── Text under study

Key highlights from ROMANA 1 and 2
- Over 12 weeks, anamorelin significantly increased median lean body mass versus placebo in ROMANA 1 (0.99 vs -0.47 kg; p<0.001) and ROMANA 2 (0.65 vs -0.98 kg; p<0.0001); in both studies changes in handgrip strength were not different between patients receiving anamorelin or placebo.
- Anamorelin-treated patients also significantly improved compared to placebo Cancer Anorexia-Cachexia symptoms and concerns (ROMANA 1: 4.12 vs 1.92; p=0.0004; and ROMANA 2: 3.48 vs 1.34; p= 0.0016), and significantly gained body weight (ROMANA 1: 2.20 vs 0.14 kg; p<0.0001; and ROMANA 2: 0.95 vs -0.57 kg; p<0.0001).
- There were no differences in grade 3-4 drug-related adverse events between study arms. Hyperglycemia was the most common grade 3-4 drug-related adverse event occurring in ≤1% of patients receiving anamorelin.
Lancet Oncology Executive Summary
- Background: Patients with advanced cancer frequently experience anorexia and cachexia, which are associated with reduced food intake, altered body composition, and decreased functionality. We assessed anamorelin, a novel ghrelin-receptor agonist, on cachexia in patients with advanced non-small-cell lung cancer and cachexia.
- Methods: ROMANA 1 and ROMANA 2 were randomised, double-blind, placebo-controlled phase 3 trials done at 93 sites in 19 countries. Patients with inoperable stage III or IV non-small-cell lung cancer and cachexia (defined as ≥5% weight loss within 6 months or body-mass index <20 kg/m[2]) were randomly assigned 2:1 to anamorelin 100 mg orally once daily or placebo, with a computer-generated randomisation algorithm stratified by geographical region, cancer treatment status, and weight loss over the previous 6 months. Co-primary efficacy endpoints were the median change in lean body mass and handgrip strength over 12 weeks and were measured in all study participants (intention-to-treat population). Both trials are now completed and are registered with ClinicalTrials.gov, numbers NCT01387269 and NCT01387282.

────

◆ What to work on
A - At how many sites and in how many countries were the trials in the ROMANA trials summary done?
B - Resume the ROMANA trials summary, starting after its last sentence.

── Data extract

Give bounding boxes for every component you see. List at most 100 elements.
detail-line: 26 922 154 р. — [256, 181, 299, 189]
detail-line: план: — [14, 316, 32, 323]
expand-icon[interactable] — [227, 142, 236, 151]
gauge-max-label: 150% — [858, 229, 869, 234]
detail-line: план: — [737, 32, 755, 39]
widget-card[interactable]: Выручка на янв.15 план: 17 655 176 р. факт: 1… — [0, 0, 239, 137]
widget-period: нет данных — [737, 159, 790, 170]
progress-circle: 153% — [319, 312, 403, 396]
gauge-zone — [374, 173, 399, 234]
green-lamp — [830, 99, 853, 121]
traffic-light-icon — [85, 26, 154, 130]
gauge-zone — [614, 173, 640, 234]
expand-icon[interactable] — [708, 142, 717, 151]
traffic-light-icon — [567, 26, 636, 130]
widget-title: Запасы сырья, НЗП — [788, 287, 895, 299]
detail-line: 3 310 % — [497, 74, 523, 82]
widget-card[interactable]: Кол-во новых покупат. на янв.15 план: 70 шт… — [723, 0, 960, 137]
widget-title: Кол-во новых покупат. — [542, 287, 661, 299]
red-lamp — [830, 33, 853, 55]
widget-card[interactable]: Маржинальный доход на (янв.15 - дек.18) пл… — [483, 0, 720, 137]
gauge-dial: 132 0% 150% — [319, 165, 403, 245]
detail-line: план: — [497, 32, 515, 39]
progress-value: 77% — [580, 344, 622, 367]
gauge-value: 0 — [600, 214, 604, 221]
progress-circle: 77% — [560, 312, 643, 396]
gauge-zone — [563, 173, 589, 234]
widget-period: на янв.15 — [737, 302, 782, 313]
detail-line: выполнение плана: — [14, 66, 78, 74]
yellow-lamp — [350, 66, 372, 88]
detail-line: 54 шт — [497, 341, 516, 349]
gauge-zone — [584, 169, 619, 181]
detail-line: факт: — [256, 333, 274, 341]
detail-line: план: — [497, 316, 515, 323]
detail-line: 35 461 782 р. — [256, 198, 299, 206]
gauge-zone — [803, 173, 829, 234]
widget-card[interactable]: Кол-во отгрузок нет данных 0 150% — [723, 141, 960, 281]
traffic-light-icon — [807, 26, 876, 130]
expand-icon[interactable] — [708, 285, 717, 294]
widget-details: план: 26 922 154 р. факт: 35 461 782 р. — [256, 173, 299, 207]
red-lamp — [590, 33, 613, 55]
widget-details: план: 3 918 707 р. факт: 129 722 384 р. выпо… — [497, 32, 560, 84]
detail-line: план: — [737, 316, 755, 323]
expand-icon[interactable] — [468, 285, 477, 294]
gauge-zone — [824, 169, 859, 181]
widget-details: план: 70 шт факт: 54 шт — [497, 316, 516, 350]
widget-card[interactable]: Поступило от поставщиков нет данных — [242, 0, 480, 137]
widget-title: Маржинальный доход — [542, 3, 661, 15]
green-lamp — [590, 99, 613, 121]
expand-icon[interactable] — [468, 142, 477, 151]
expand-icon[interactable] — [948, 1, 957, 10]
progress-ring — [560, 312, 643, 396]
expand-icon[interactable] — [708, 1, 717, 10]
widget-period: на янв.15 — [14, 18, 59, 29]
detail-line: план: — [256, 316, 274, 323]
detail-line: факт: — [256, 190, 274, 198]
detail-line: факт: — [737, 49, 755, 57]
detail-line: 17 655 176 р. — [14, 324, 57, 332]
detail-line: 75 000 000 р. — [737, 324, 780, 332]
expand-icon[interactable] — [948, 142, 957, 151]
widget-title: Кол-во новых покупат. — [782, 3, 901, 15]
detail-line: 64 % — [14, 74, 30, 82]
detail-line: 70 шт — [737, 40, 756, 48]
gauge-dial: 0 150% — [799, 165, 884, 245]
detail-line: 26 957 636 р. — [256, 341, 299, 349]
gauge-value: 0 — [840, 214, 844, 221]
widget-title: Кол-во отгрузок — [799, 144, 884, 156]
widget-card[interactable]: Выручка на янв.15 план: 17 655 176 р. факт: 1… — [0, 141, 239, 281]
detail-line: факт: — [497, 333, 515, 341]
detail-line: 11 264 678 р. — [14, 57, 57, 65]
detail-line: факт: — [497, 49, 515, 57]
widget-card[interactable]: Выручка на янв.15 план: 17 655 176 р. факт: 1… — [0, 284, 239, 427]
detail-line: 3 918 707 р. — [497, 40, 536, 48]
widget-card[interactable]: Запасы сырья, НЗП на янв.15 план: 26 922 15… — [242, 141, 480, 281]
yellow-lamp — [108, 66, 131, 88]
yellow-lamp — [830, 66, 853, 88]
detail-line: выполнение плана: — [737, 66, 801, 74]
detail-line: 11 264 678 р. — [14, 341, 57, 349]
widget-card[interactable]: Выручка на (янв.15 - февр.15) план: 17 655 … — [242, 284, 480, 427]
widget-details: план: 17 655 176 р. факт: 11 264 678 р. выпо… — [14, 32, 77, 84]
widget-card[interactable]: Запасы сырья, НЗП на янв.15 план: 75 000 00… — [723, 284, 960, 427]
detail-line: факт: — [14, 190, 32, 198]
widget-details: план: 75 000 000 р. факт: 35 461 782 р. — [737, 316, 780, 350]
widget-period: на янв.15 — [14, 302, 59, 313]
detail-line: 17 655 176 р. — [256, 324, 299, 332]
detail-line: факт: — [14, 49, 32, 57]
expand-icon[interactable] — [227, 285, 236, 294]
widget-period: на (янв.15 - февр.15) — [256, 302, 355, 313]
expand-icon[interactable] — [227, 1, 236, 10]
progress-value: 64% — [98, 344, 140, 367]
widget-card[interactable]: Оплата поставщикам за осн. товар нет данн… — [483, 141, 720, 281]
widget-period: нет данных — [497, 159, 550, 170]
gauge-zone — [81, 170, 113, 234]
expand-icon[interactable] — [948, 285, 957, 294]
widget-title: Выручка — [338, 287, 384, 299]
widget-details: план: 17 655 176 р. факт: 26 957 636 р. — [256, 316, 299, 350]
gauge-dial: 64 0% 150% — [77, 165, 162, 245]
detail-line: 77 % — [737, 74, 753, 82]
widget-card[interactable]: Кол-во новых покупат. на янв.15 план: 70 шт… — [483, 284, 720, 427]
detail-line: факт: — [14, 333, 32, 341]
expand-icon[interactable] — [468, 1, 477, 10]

────

◆ List of answers
A - 93 sites in 19 countries.

B -
- Findings: From July 8, 2011, to Jan 28, 2014, 484 patients were enrolled in ROMANA 1 (323 to anamorelin, 161 to placebo), and from July 14, 2011, to Oct 31, 2013, 495 patients were enrolled in ROMANA 2 (330 to anamorelin, 165 to placebo). Over 12 weeks, lean body mass increased in patients assigned to anamorelin compared with those assigned to placebo in ROMANA 1 (median increase 0·99 kg [95% CI 0·61 to 1·36] vs -0·47 kg [-1·00 to 0·21], p<0·0001) and ROMANA 2 (0·65 kg [0·38 to 0·91] vs -0·98 kg [-1·49 to -0·41], p<0·0001). We noted no difference in handgrip strength in ROMANA 1 (-1·10 kg [-1·69 to -0·40] vs -1·58 kg [-2·99 to -1·14], p=0·15) or ROMANA 2 (-1·49 kg [-2·06 to -0·58] vs -0·95 kg [-1·56 to 0·04], p=0·65). There were no differences in grade 3-4 treatment-related adverse events between study groups; the most common grade 3-4 adverse event was hyperglycaemia, occurring in one (<1%) of 320 patients given anamorelin in ROMANA 1 and in four (1%) of 330 patients given anamorelin in ROMANA 2.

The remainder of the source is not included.